(Problem statement) Reproduce the entries below with every occurrence of "candle-body" swapped for "candlestick-body", leaving all else unchanged.

(Exercise materials)
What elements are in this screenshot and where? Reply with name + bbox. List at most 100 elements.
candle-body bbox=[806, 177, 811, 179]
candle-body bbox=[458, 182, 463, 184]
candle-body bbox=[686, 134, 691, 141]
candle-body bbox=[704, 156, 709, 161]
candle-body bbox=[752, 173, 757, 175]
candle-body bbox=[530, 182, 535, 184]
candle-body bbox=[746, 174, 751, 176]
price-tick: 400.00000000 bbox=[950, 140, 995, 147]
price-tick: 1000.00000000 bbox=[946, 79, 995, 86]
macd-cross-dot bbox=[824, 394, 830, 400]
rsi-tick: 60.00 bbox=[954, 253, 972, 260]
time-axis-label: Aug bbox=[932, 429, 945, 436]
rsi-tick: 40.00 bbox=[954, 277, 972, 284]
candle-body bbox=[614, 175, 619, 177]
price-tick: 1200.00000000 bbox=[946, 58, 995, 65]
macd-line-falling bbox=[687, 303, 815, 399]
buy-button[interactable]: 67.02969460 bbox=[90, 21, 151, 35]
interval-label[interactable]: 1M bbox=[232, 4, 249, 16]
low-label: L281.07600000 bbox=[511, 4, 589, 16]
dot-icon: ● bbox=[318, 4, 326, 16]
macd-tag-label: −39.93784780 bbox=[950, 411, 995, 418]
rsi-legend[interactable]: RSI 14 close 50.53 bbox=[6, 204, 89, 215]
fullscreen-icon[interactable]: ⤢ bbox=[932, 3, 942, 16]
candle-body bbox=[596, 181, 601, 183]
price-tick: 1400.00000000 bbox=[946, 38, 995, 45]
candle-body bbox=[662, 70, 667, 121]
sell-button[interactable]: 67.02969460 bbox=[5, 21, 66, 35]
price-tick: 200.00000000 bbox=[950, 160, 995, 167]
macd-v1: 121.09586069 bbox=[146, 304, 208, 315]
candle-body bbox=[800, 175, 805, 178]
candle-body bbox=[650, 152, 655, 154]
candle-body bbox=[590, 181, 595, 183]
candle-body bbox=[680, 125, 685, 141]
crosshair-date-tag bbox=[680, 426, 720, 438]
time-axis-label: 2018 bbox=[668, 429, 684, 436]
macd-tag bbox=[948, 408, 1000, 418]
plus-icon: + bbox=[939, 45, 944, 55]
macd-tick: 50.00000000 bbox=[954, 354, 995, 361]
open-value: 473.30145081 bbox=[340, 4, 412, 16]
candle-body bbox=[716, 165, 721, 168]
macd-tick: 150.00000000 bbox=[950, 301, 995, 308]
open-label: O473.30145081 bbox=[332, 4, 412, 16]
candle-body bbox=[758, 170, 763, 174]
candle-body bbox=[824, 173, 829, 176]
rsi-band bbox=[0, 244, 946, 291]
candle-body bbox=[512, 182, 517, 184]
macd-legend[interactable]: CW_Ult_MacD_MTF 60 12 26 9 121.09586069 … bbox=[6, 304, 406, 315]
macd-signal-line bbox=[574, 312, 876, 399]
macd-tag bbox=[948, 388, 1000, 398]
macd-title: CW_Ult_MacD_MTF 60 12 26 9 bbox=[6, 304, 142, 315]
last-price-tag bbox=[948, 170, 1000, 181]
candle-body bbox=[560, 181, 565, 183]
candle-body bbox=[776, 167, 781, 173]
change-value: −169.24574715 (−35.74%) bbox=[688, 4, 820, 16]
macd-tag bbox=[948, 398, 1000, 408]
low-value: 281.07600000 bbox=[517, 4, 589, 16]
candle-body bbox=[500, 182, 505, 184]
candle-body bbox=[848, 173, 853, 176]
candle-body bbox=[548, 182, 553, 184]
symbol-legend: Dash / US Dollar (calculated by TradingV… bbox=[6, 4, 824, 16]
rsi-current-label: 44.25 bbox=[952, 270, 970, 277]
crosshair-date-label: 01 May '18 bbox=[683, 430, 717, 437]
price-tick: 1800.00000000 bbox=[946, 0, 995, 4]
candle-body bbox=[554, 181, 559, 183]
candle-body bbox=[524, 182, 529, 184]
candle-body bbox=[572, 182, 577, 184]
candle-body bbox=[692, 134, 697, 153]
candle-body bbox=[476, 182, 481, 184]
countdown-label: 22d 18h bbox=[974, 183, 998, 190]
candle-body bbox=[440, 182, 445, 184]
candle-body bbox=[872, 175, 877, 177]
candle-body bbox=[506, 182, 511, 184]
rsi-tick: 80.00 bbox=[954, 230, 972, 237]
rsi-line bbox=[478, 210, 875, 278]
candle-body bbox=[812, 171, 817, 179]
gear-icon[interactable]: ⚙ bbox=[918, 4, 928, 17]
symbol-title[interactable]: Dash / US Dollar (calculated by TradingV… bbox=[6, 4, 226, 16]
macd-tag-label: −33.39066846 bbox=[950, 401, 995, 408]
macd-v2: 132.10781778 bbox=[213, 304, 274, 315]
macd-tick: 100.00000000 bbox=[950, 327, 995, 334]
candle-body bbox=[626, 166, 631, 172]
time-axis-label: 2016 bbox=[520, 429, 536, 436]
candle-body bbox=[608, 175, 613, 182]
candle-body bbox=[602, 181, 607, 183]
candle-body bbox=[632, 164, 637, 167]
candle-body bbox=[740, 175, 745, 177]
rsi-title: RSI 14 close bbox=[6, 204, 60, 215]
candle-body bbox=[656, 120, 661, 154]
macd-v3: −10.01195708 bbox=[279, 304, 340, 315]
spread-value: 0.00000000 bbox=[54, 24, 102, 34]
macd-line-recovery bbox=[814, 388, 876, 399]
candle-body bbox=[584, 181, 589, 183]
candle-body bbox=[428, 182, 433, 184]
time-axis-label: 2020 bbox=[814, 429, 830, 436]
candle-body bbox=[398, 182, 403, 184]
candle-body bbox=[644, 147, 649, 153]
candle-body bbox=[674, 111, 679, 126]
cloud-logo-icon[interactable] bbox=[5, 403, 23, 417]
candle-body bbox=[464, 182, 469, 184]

(Solution below)
What elements are in this screenshot and where? Reply with name + bbox. List at most 100 elements.
candlestick-body bbox=[806, 177, 811, 179]
candlestick-body bbox=[458, 182, 463, 184]
candlestick-body bbox=[686, 134, 691, 141]
candlestick-body bbox=[704, 156, 709, 161]
candlestick-body bbox=[752, 173, 757, 175]
candlestick-body bbox=[530, 182, 535, 184]
candlestick-body bbox=[746, 174, 751, 176]
price-tick: 400.00000000 bbox=[950, 140, 995, 147]
price-tick: 1000.00000000 bbox=[946, 79, 995, 86]
macd-cross-dot bbox=[824, 394, 830, 400]
rsi-tick: 60.00 bbox=[954, 253, 972, 260]
time-axis-label: Aug bbox=[932, 429, 945, 436]
rsi-tick: 40.00 bbox=[954, 277, 972, 284]
candlestick-body bbox=[614, 175, 619, 177]
price-tick: 1200.00000000 bbox=[946, 58, 995, 65]
macd-line-falling bbox=[687, 303, 815, 399]
buy-button[interactable]: 67.02969460 bbox=[90, 21, 151, 35]
interval-label[interactable]: 1M bbox=[232, 4, 249, 16]
low-label: L281.07600000 bbox=[511, 4, 589, 16]
dot-icon: ● bbox=[318, 4, 326, 16]
macd-tag-label: −39.93784780 bbox=[950, 411, 995, 418]
rsi-legend[interactable]: RSI 14 close 50.53 bbox=[6, 204, 89, 215]
fullscreen-icon[interactable]: ⤢ bbox=[932, 3, 942, 16]
candlestick-body bbox=[596, 181, 601, 183]
price-tick: 1400.00000000 bbox=[946, 38, 995, 45]
candlestick-body bbox=[662, 70, 667, 121]
sell-button[interactable]: 67.02969460 bbox=[5, 21, 66, 35]
price-tick: 200.00000000 bbox=[950, 160, 995, 167]
macd-v1: 121.09586069 bbox=[146, 304, 208, 315]
candlestick-body bbox=[800, 175, 805, 178]
candlestick-body bbox=[650, 152, 655, 154]
candlestick-body bbox=[590, 181, 595, 183]
candlestick-body bbox=[680, 125, 685, 141]
crosshair-date-tag bbox=[680, 426, 720, 438]
time-axis-label: 2018 bbox=[668, 429, 684, 436]
macd-tag bbox=[948, 408, 1000, 418]
plus-icon: + bbox=[939, 45, 944, 55]
macd-tick: 50.00000000 bbox=[954, 354, 995, 361]
open-value: 473.30145081 bbox=[340, 4, 412, 16]
candlestick-body bbox=[716, 165, 721, 168]
macd-tick: 150.00000000 bbox=[950, 301, 995, 308]
open-label: O473.30145081 bbox=[332, 4, 412, 16]
candlestick-body bbox=[758, 170, 763, 174]
candlestick-body bbox=[824, 173, 829, 176]
rsi-band bbox=[0, 244, 946, 291]
candlestick-body bbox=[512, 182, 517, 184]
macd-legend[interactable]: CW_Ult_MacD_MTF 60 12 26 9 121.09586069 … bbox=[6, 304, 406, 315]
macd-signal-line bbox=[574, 312, 876, 399]
macd-tag bbox=[948, 388, 1000, 398]
macd-title: CW_Ult_MacD_MTF 60 12 26 9 bbox=[6, 304, 142, 315]
last-price-tag bbox=[948, 170, 1000, 181]
candlestick-body bbox=[560, 181, 565, 183]
candlestick-body bbox=[776, 167, 781, 173]
change-value: −169.24574715 (−35.74%) bbox=[688, 4, 820, 16]
macd-tag bbox=[948, 398, 1000, 408]
low-value: 281.07600000 bbox=[517, 4, 589, 16]
candlestick-body bbox=[500, 182, 505, 184]
candlestick-body bbox=[848, 173, 853, 176]
candlestick-body bbox=[548, 182, 553, 184]
symbol-legend: Dash / US Dollar (calculated by TradingV… bbox=[6, 4, 824, 16]
rsi-current-label: 44.25 bbox=[952, 270, 970, 277]
crosshair-date-label: 01 May '18 bbox=[683, 430, 717, 437]
price-tick: 1800.00000000 bbox=[946, 0, 995, 4]
candlestick-body bbox=[554, 181, 559, 183]
candlestick-body bbox=[524, 182, 529, 184]
candlestick-body bbox=[572, 182, 577, 184]
candlestick-body bbox=[692, 134, 697, 153]
candlestick-body bbox=[476, 182, 481, 184]
countdown-label: 22d 18h bbox=[974, 183, 998, 190]
candlestick-body bbox=[440, 182, 445, 184]
candlestick-body bbox=[872, 175, 877, 177]
candlestick-body bbox=[506, 182, 511, 184]
rsi-tick: 80.00 bbox=[954, 230, 972, 237]
rsi-line bbox=[478, 210, 875, 278]
candlestick-body bbox=[812, 171, 817, 179]
gear-icon[interactable]: ⚙ bbox=[918, 4, 928, 17]
symbol-title[interactable]: Dash / US Dollar (calculated by TradingV… bbox=[6, 4, 226, 16]
macd-tag-label: −33.39066846 bbox=[950, 401, 995, 408]
macd-v2: 132.10781778 bbox=[213, 304, 274, 315]
macd-tick: 100.00000000 bbox=[950, 327, 995, 334]
candlestick-body bbox=[626, 166, 631, 172]
time-axis-label: 2016 bbox=[520, 429, 536, 436]
candlestick-body bbox=[608, 175, 613, 182]
candlestick-body bbox=[602, 181, 607, 183]
candlestick-body bbox=[632, 164, 637, 167]
candlestick-body bbox=[740, 175, 745, 177]
rsi-title: RSI 14 close bbox=[6, 204, 60, 215]
candlestick-body bbox=[656, 120, 661, 154]
macd-v3: −10.01195708 bbox=[279, 304, 340, 315]
spread-value: 0.00000000 bbox=[54, 24, 102, 34]
macd-line-recovery bbox=[814, 388, 876, 399]
candlestick-body bbox=[584, 181, 589, 183]
candlestick-body bbox=[428, 182, 433, 184]
time-axis-label: 2020 bbox=[814, 429, 830, 436]
candlestick-body bbox=[398, 182, 403, 184]
candlestick-body bbox=[644, 147, 649, 153]
candlestick-body bbox=[674, 111, 679, 126]
cloud-logo-icon[interactable] bbox=[5, 403, 23, 417]
candlestick-body bbox=[464, 182, 469, 184]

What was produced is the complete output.